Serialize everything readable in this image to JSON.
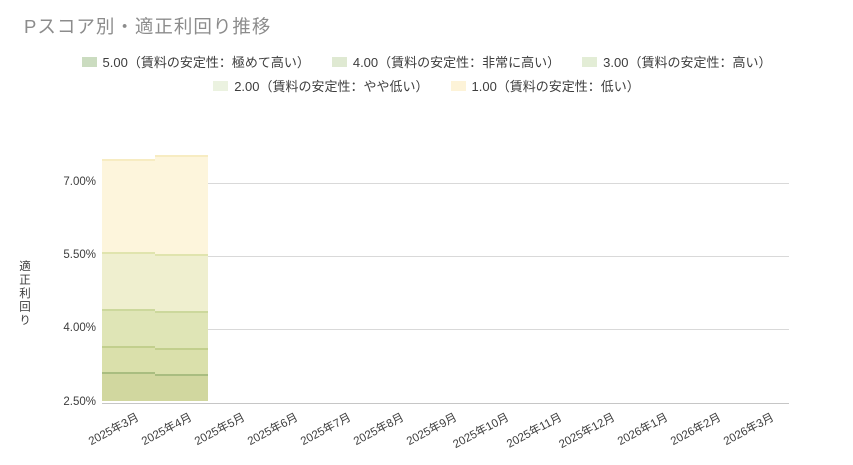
{
  "title": "Pスコア別・適正利回り推移",
  "legend": {
    "items": [
      {
        "label": "5.00（賃料の安定性：極めて高い）",
        "color": "#cbdcc0"
      },
      {
        "label": "4.00（賃料の安定性：非常に高い）",
        "color": "#dfe9d2"
      },
      {
        "label": "3.00（賃料の安定性：高い）",
        "color": "#e3edd6"
      },
      {
        "label": "2.00（賃料の安定性：やや低い）",
        "color": "#ebf2e0"
      },
      {
        "label": "1.00（賃料の安定性：低い）",
        "color": "#fdf3d8"
      }
    ]
  },
  "chart_data": {
    "type": "area",
    "title": "Pスコア別・適正利回り推移",
    "ylabel": "適正利回り",
    "ylim": [
      2.5,
      7.75
    ],
    "grid": true,
    "legend_position": "top",
    "yticks": [
      {
        "value": 2.5,
        "label": "2.50%"
      },
      {
        "value": 4.0,
        "label": "4.00%"
      },
      {
        "value": 5.5,
        "label": "5.50%"
      },
      {
        "value": 7.0,
        "label": "7.00%"
      }
    ],
    "categories": [
      "2025年3月",
      "2025年4月",
      "2025年5月",
      "2025年6月",
      "2025年7月",
      "2025年8月",
      "2025年9月",
      "2025年10月",
      "2025年11月",
      "2025年12月",
      "2026年1月",
      "2026年2月",
      "2026年3月"
    ],
    "series": [
      {
        "name": "5.00（賃料の安定性：極めて高い）",
        "fill": "#d1d79f",
        "edge": "#a9bd80",
        "values": [
          3.12,
          3.08,
          null,
          null,
          null,
          null,
          null,
          null,
          null,
          null,
          null,
          null,
          null
        ]
      },
      {
        "name": "4.00（賃料の安定性：非常に高い）",
        "fill": "#dae0ab",
        "edge": "#c2cf8d",
        "values": [
          3.67,
          3.62,
          null,
          null,
          null,
          null,
          null,
          null,
          null,
          null,
          null,
          null,
          null
        ]
      },
      {
        "name": "3.00（賃料の安定性：高い）",
        "fill": "#dfe5b6",
        "edge": "#ccd89c",
        "values": [
          4.43,
          4.39,
          null,
          null,
          null,
          null,
          null,
          null,
          null,
          null,
          null,
          null,
          null
        ]
      },
      {
        "name": "2.00（賃料の安定性：やや低い）",
        "fill": "#efefcf",
        "edge": "#e0e4ae",
        "values": [
          5.6,
          5.55,
          null,
          null,
          null,
          null,
          null,
          null,
          null,
          null,
          null,
          null,
          null
        ]
      },
      {
        "name": "1.00（賃料の安定性：低い）",
        "fill": "#fdf5dc",
        "edge": "#f7ecc2",
        "values": [
          7.5,
          7.58,
          null,
          null,
          null,
          null,
          null,
          null,
          null,
          null,
          null,
          null,
          null
        ]
      }
    ]
  },
  "colors": {
    "title_text": "#8c8c8c",
    "tick_text": "#3d3d3d",
    "gridline": "#d9d9d9",
    "axis_line": "#c6c6c6",
    "background": "#ffffff"
  }
}
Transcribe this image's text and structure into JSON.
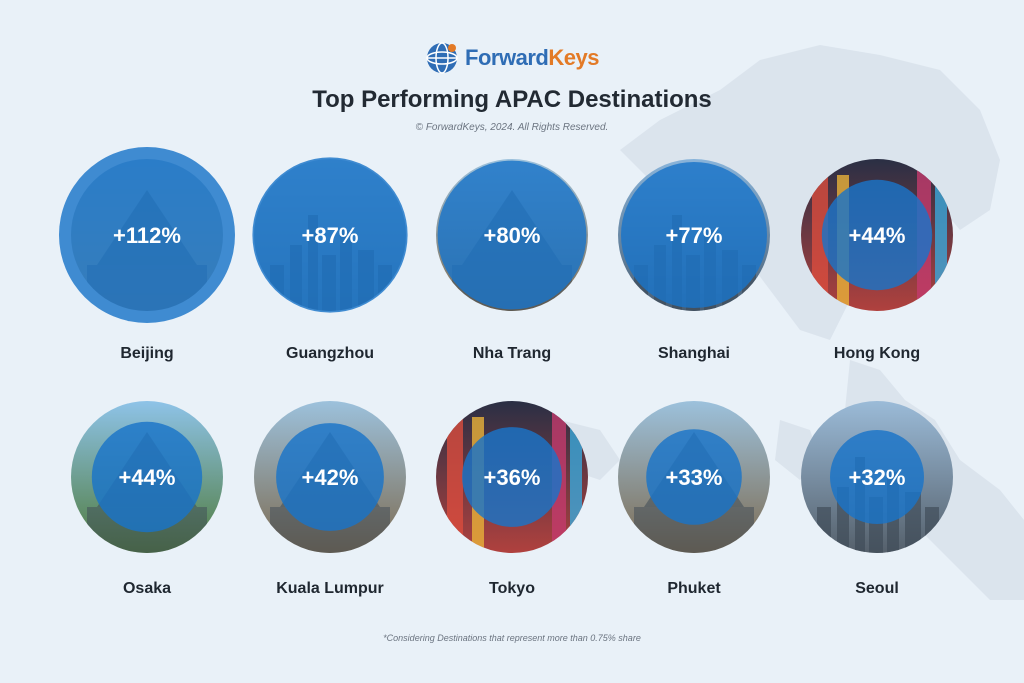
{
  "brand": {
    "part1": "Forward",
    "part2": "Keys"
  },
  "header": {
    "title": "Top Performing APAC Destinations",
    "copyright": "© ForwardKeys, 2024. All Rights Reserved."
  },
  "footnote": "*Considering Destinations that represent more than 0.75% share",
  "colors": {
    "bubble": "#1a74c8",
    "background": "#e9f1f8",
    "brand_blue": "#2f6db5",
    "brand_orange": "#e37a26"
  },
  "chart_data": {
    "type": "bubble",
    "title": "Top Performing APAC Destinations",
    "unit": "%",
    "categories": [
      "Beijing",
      "Guangzhou",
      "Nha Trang",
      "Shanghai",
      "Hong Kong",
      "Osaka",
      "Kuala Lumpur",
      "Tokyo",
      "Phuket",
      "Seoul"
    ],
    "values": [
      112,
      87,
      80,
      77,
      44,
      44,
      42,
      36,
      33,
      32
    ],
    "labels": [
      "+112%",
      "+87%",
      "+80%",
      "+77%",
      "+44%",
      "+44%",
      "+42%",
      "+36%",
      "+33%",
      "+32%"
    ],
    "photo_themes": [
      "palace",
      "city-bridge",
      "temple",
      "skyline",
      "neon-street",
      "castle",
      "temple",
      "neon-street",
      "temple",
      "tower"
    ],
    "grid": false,
    "legend": "none"
  }
}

----------

■ Exercise brief: Quote all of the entries word for word, omitting any pictures.

■ Solution below:
Serialize everything readable in this image to JSON.
{
  "title": "Pスコア別・適正利回り推移",
  "legend": {
    "items": [
      {
        "label": "5.00（賃料の安定性：極めて高い）",
        "color": "#cbdcc0"
      },
      {
        "label": "4.00（賃料の安定性：非常に高い）",
        "color": "#dfe9d2"
      },
      {
        "label": "3.00（賃料の安定性：高い）",
        "color": "#e3edd6"
      },
      {
        "label": "2.00（賃料の安定性：やや低い）",
        "color": "#ebf2e0"
      },
      {
        "label": "1.00（賃料の安定性：低い）",
        "color": "#fdf3d8"
      }
    ]
  },
  "chart_data": {
    "type": "area",
    "title": "Pスコア別・適正利回り推移",
    "ylabel": "適正利回り",
    "ylim": [
      2.5,
      7.75
    ],
    "grid": true,
    "legend_position": "top",
    "yticks": [
      {
        "value": 2.5,
        "label": "2.50%"
      },
      {
        "value": 4.0,
        "label": "4.00%"
      },
      {
        "value": 5.5,
        "label": "5.50%"
      },
      {
        "value": 7.0,
        "label": "7.00%"
      }
    ],
    "categories": [
      "2025年3月",
      "2025年4月",
      "2025年5月",
      "2025年6月",
      "2025年7月",
      "2025年8月",
      "2025年9月",
      "2025年10月",
      "2025年11月",
      "2025年12月",
      "2026年1月",
      "2026年2月",
      "2026年3月"
    ],
    "series": [
      {
        "name": "5.00（賃料の安定性：極めて高い）",
        "fill": "#d1d79f",
        "edge": "#a9bd80",
        "values": [
          3.12,
          3.08,
          null,
          null,
          null,
          null,
          null,
          null,
          null,
          null,
          null,
          null,
          null
        ]
      },
      {
        "name": "4.00（賃料の安定性：非常に高い）",
        "fill": "#dae0ab",
        "edge": "#c2cf8d",
        "values": [
          3.67,
          3.62,
          null,
          null,
          null,
          null,
          null,
          null,
          null,
          null,
          null,
          null,
          null
        ]
      },
      {
        "name": "3.00（賃料の安定性：高い）",
        "fill": "#dfe5b6",
        "edge": "#ccd89c",
        "values": [
          4.43,
          4.39,
          null,
          null,
          null,
          null,
          null,
          null,
          null,
          null,
          null,
          null,
          null
        ]
      },
      {
        "name": "2.00（賃料の安定性：やや低い）",
        "fill": "#efefcf",
        "edge": "#e0e4ae",
        "values": [
          5.6,
          5.55,
          null,
          null,
          null,
          null,
          null,
          null,
          null,
          null,
          null,
          null,
          null
        ]
      },
      {
        "name": "1.00（賃料の安定性：低い）",
        "fill": "#fdf5dc",
        "edge": "#f7ecc2",
        "values": [
          7.5,
          7.58,
          null,
          null,
          null,
          null,
          null,
          null,
          null,
          null,
          null,
          null,
          null
        ]
      }
    ]
  },
  "colors": {
    "title_text": "#8c8c8c",
    "tick_text": "#3d3d3d",
    "gridline": "#d9d9d9",
    "axis_line": "#c6c6c6",
    "background": "#ffffff"
  }
}
Transcribe this image's text and structure into JSON.
{
  "brand": {
    "part1": "Forward",
    "part2": "Keys"
  },
  "header": {
    "title": "Top Performing APAC Destinations",
    "copyright": "© ForwardKeys, 2024. All Rights Reserved."
  },
  "footnote": "*Considering Destinations that represent more than 0.75% share",
  "colors": {
    "bubble": "#1a74c8",
    "background": "#e9f1f8",
    "brand_blue": "#2f6db5",
    "brand_orange": "#e37a26"
  },
  "chart_data": {
    "type": "bubble",
    "title": "Top Performing APAC Destinations",
    "unit": "%",
    "categories": [
      "Beijing",
      "Guangzhou",
      "Nha Trang",
      "Shanghai",
      "Hong Kong",
      "Osaka",
      "Kuala Lumpur",
      "Tokyo",
      "Phuket",
      "Seoul"
    ],
    "values": [
      112,
      87,
      80,
      77,
      44,
      44,
      42,
      36,
      33,
      32
    ],
    "labels": [
      "+112%",
      "+87%",
      "+80%",
      "+77%",
      "+44%",
      "+44%",
      "+42%",
      "+36%",
      "+33%",
      "+32%"
    ],
    "photo_themes": [
      "palace",
      "city-bridge",
      "temple",
      "skyline",
      "neon-street",
      "castle",
      "temple",
      "neon-street",
      "temple",
      "tower"
    ],
    "grid": false,
    "legend": "none"
  }
}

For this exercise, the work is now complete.